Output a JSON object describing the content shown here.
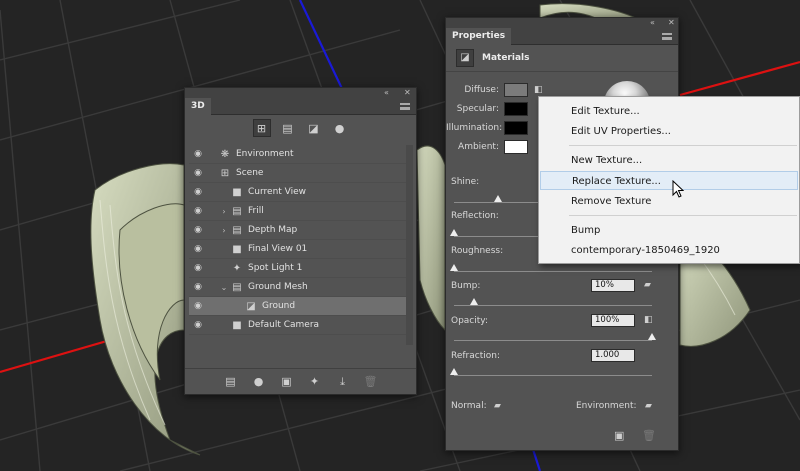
{
  "app": "Photoshop 3D workspace",
  "panel3d": {
    "tab": "3D",
    "tools": [
      {
        "icon": "scene-filter-icon",
        "glyph": "⊞",
        "active": true
      },
      {
        "icon": "mesh-filter-icon",
        "glyph": "▤",
        "active": false
      },
      {
        "icon": "material-filter-icon",
        "glyph": "◪",
        "active": false
      },
      {
        "icon": "light-filter-icon",
        "glyph": "●",
        "active": false
      }
    ],
    "tree": [
      {
        "label": "Environment",
        "icon": "environment-icon",
        "glyph": "❋",
        "indent": 0,
        "arrow": ""
      },
      {
        "label": "Scene",
        "icon": "scene-icon",
        "glyph": "⊞",
        "indent": 0,
        "arrow": ""
      },
      {
        "label": "Current View",
        "icon": "camera-icon",
        "glyph": "■",
        "indent": 1,
        "arrow": ""
      },
      {
        "label": "Frill",
        "icon": "mesh-icon",
        "glyph": "▤",
        "indent": 1,
        "arrow": "›"
      },
      {
        "label": "Depth Map",
        "icon": "mesh-icon",
        "glyph": "▤",
        "indent": 1,
        "arrow": "›"
      },
      {
        "label": "Final View 01",
        "icon": "camera-icon",
        "glyph": "■",
        "indent": 1,
        "arrow": ""
      },
      {
        "label": "Spot Light 1",
        "icon": "spot-light-icon",
        "glyph": "✦",
        "indent": 1,
        "arrow": ""
      },
      {
        "label": "Ground Mesh",
        "icon": "mesh-icon",
        "glyph": "▤",
        "indent": 1,
        "arrow": "⌄"
      },
      {
        "label": "Ground",
        "icon": "material-icon",
        "glyph": "◪",
        "indent": 2,
        "arrow": "",
        "selected": true
      },
      {
        "label": "Default Camera",
        "icon": "camera-icon",
        "glyph": "■",
        "indent": 1,
        "arrow": ""
      }
    ],
    "bottom_icons": [
      "mesh-icon",
      "light-bulb-icon",
      "render-icon",
      "add-light-icon",
      "drop-to-plane-icon",
      "trash-icon"
    ]
  },
  "properties": {
    "tab": "Properties",
    "section": "Materials",
    "swatches": [
      {
        "label": "Diffuse:",
        "color": "#7b7b7b"
      },
      {
        "label": "Specular:",
        "color": "#000000"
      },
      {
        "label": "Illumination:",
        "color": "#000000"
      },
      {
        "label": "Ambient:",
        "color": "#ffffff"
      }
    ],
    "shine": {
      "label": "Shine:",
      "level": 0.22
    },
    "reflection": {
      "label": "Reflection:",
      "level": 0.0
    },
    "roughness": {
      "label": "Roughness:",
      "level": 0.0
    },
    "bump": {
      "label": "Bump:",
      "value": "10%",
      "level": 0.1
    },
    "opacity": {
      "label": "Opacity:",
      "value": "100%",
      "level": 1.0
    },
    "refraction": {
      "label": "Refraction:",
      "value": "1.000",
      "level": 0.0
    },
    "normal_label": "Normal:",
    "environment_label": "Environment:"
  },
  "context_menu": {
    "items": [
      {
        "label": "Edit Texture..."
      },
      {
        "label": "Edit UV Properties..."
      },
      {
        "label": "New Texture..."
      },
      {
        "label": "Replace Texture...",
        "hover": true
      },
      {
        "label": "Remove Texture"
      },
      {
        "label": "Bump"
      },
      {
        "label": "contemporary-1850469_1920"
      }
    ]
  }
}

◇ ◇ ◇ ◇ ◇

# GIVEN TASK
Repeat all the records above exactly, leaving out any pictures.

# ANSWER TO THIS PROBLEM
Output a JSON object describing the content shown here.
{
  "app": "Photoshop 3D workspace",
  "panel3d": {
    "tab": "3D",
    "tools": [
      {
        "icon": "scene-filter-icon",
        "glyph": "⊞",
        "active": true
      },
      {
        "icon": "mesh-filter-icon",
        "glyph": "▤",
        "active": false
      },
      {
        "icon": "material-filter-icon",
        "glyph": "◪",
        "active": false
      },
      {
        "icon": "light-filter-icon",
        "glyph": "●",
        "active": false
      }
    ],
    "tree": [
      {
        "label": "Environment",
        "icon": "environment-icon",
        "glyph": "❋",
        "indent": 0,
        "arrow": ""
      },
      {
        "label": "Scene",
        "icon": "scene-icon",
        "glyph": "⊞",
        "indent": 0,
        "arrow": ""
      },
      {
        "label": "Current View",
        "icon": "camera-icon",
        "glyph": "■",
        "indent": 1,
        "arrow": ""
      },
      {
        "label": "Frill",
        "icon": "mesh-icon",
        "glyph": "▤",
        "indent": 1,
        "arrow": "›"
      },
      {
        "label": "Depth Map",
        "icon": "mesh-icon",
        "glyph": "▤",
        "indent": 1,
        "arrow": "›"
      },
      {
        "label": "Final View 01",
        "icon": "camera-icon",
        "glyph": "■",
        "indent": 1,
        "arrow": ""
      },
      {
        "label": "Spot Light 1",
        "icon": "spot-light-icon",
        "glyph": "✦",
        "indent": 1,
        "arrow": ""
      },
      {
        "label": "Ground Mesh",
        "icon": "mesh-icon",
        "glyph": "▤",
        "indent": 1,
        "arrow": "⌄"
      },
      {
        "label": "Ground",
        "icon": "material-icon",
        "glyph": "◪",
        "indent": 2,
        "arrow": "",
        "selected": true
      },
      {
        "label": "Default Camera",
        "icon": "camera-icon",
        "glyph": "■",
        "indent": 1,
        "arrow": ""
      }
    ],
    "bottom_icons": [
      "mesh-icon",
      "light-bulb-icon",
      "render-icon",
      "add-light-icon",
      "drop-to-plane-icon",
      "trash-icon"
    ]
  },
  "properties": {
    "tab": "Properties",
    "section": "Materials",
    "swatches": [
      {
        "label": "Diffuse:",
        "color": "#7b7b7b"
      },
      {
        "label": "Specular:",
        "color": "#000000"
      },
      {
        "label": "Illumination:",
        "color": "#000000"
      },
      {
        "label": "Ambient:",
        "color": "#ffffff"
      }
    ],
    "shine": {
      "label": "Shine:",
      "level": 0.22
    },
    "reflection": {
      "label": "Reflection:",
      "level": 0.0
    },
    "roughness": {
      "label": "Roughness:",
      "level": 0.0
    },
    "bump": {
      "label": "Bump:",
      "value": "10%",
      "level": 0.1
    },
    "opacity": {
      "label": "Opacity:",
      "value": "100%",
      "level": 1.0
    },
    "refraction": {
      "label": "Refraction:",
      "value": "1.000",
      "level": 0.0
    },
    "normal_label": "Normal:",
    "environment_label": "Environment:"
  },
  "context_menu": {
    "items": [
      {
        "label": "Edit Texture..."
      },
      {
        "label": "Edit UV Properties..."
      },
      {
        "label": "New Texture..."
      },
      {
        "label": "Replace Texture...",
        "hover": true
      },
      {
        "label": "Remove Texture"
      },
      {
        "label": "Bump"
      },
      {
        "label": "contemporary-1850469_1920"
      }
    ]
  }
}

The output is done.